# START OF EXERCISE INPUTS
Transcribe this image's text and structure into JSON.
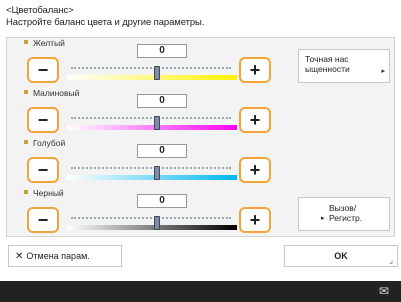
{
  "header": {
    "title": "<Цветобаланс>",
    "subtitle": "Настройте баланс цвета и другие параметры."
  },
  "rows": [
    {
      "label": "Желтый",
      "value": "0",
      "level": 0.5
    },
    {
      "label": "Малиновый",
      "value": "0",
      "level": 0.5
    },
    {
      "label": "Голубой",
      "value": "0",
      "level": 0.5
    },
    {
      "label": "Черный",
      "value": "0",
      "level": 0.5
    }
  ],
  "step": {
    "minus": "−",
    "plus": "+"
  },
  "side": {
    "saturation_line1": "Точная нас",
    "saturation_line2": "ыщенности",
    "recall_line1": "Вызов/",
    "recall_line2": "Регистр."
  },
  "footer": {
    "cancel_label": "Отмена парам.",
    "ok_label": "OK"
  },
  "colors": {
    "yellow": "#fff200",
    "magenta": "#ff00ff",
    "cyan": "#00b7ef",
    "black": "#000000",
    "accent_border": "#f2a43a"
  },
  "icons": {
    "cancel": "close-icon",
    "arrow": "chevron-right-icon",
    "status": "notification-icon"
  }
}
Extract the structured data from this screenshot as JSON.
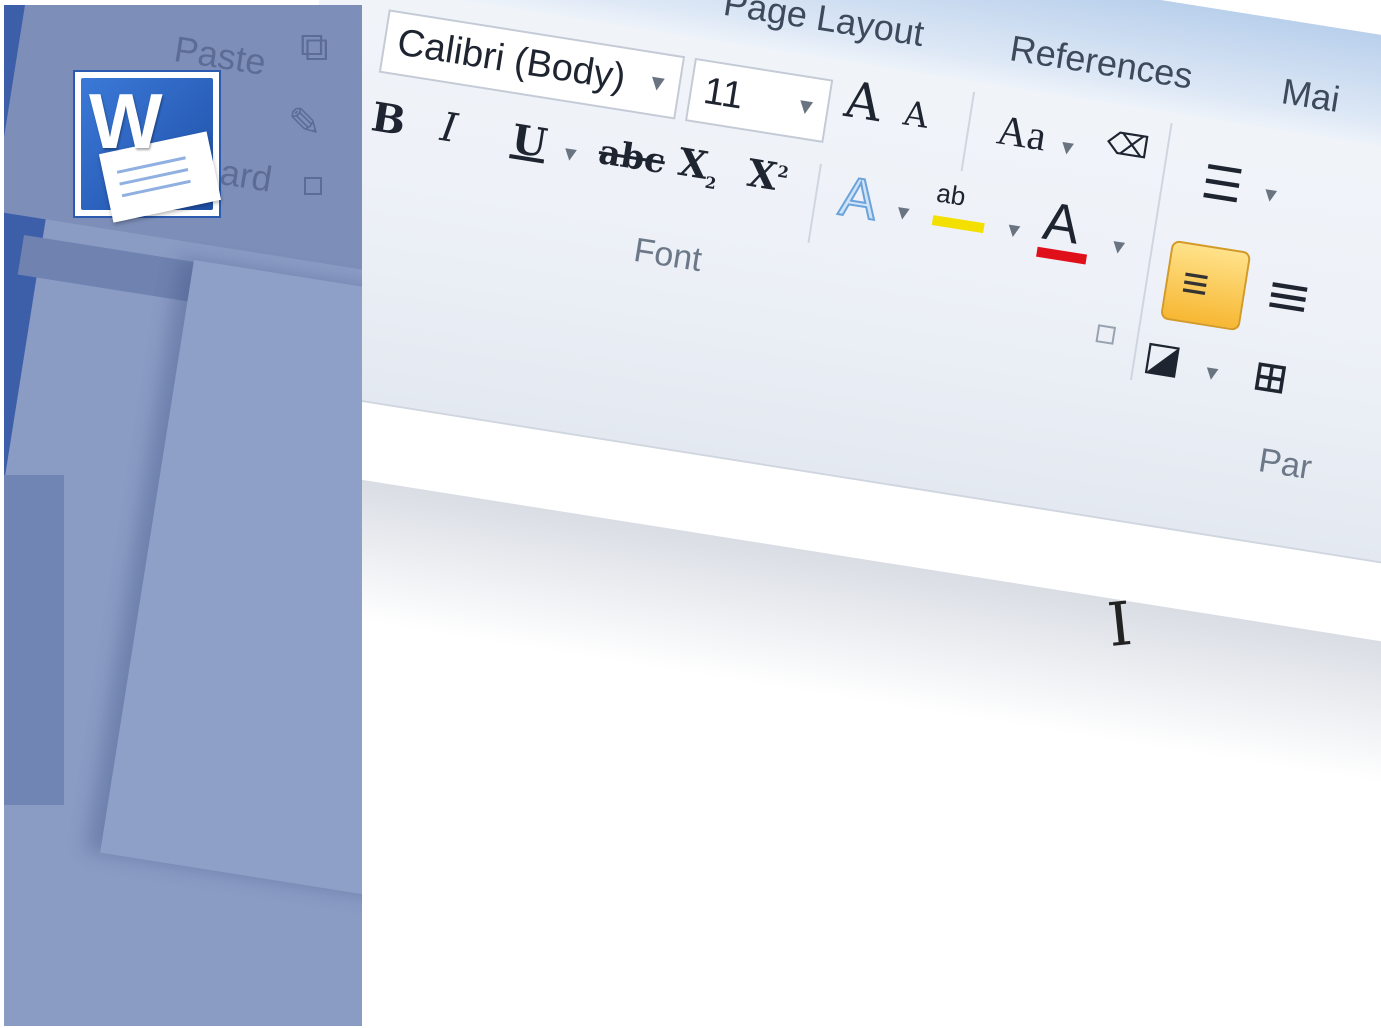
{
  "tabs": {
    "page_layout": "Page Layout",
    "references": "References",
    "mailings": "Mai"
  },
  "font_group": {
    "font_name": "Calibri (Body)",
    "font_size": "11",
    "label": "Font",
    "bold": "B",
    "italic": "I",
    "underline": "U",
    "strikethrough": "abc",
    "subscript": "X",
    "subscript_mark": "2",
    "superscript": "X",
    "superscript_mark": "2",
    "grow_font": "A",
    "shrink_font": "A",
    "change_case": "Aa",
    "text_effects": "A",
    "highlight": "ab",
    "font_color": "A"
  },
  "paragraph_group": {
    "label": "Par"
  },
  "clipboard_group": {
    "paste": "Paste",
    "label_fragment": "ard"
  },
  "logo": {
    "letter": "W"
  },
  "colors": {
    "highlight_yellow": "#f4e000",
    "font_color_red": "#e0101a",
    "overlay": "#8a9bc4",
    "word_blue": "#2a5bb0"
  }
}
# END OF EXERCISE INPUTS
## PROBLEM STATEMENT
Reproduce the listing exactly. Leave its pictures out.

## ANSWER TO THIS EXERCISE
Transcribe this image's text and structure into JSON.
{
  "header": {
    "title": "<Цветобаланс>",
    "subtitle": "Настройте баланс цвета и другие параметры."
  },
  "rows": [
    {
      "label": "Желтый",
      "value": "0",
      "level": 0.5
    },
    {
      "label": "Малиновый",
      "value": "0",
      "level": 0.5
    },
    {
      "label": "Голубой",
      "value": "0",
      "level": 0.5
    },
    {
      "label": "Черный",
      "value": "0",
      "level": 0.5
    }
  ],
  "step": {
    "minus": "−",
    "plus": "+"
  },
  "side": {
    "saturation_line1": "Точная нас",
    "saturation_line2": "ыщенности",
    "recall_line1": "Вызов/",
    "recall_line2": "Регистр."
  },
  "footer": {
    "cancel_label": "Отмена парам.",
    "ok_label": "OK"
  },
  "colors": {
    "yellow": "#fff200",
    "magenta": "#ff00ff",
    "cyan": "#00b7ef",
    "black": "#000000",
    "accent_border": "#f2a43a"
  },
  "icons": {
    "cancel": "close-icon",
    "arrow": "chevron-right-icon",
    "status": "notification-icon"
  }
}
Extract the structured data from this screenshot as JSON.
{
  "tabs": {
    "page_layout": "Page Layout",
    "references": "References",
    "mailings": "Mai"
  },
  "font_group": {
    "font_name": "Calibri (Body)",
    "font_size": "11",
    "label": "Font",
    "bold": "B",
    "italic": "I",
    "underline": "U",
    "strikethrough": "abc",
    "subscript": "X",
    "subscript_mark": "2",
    "superscript": "X",
    "superscript_mark": "2",
    "grow_font": "A",
    "shrink_font": "A",
    "change_case": "Aa",
    "text_effects": "A",
    "highlight": "ab",
    "font_color": "A"
  },
  "paragraph_group": {
    "label": "Par"
  },
  "clipboard_group": {
    "paste": "Paste",
    "label_fragment": "ard"
  },
  "logo": {
    "letter": "W"
  },
  "colors": {
    "highlight_yellow": "#f4e000",
    "font_color_red": "#e0101a",
    "overlay": "#8a9bc4",
    "word_blue": "#2a5bb0"
  }
}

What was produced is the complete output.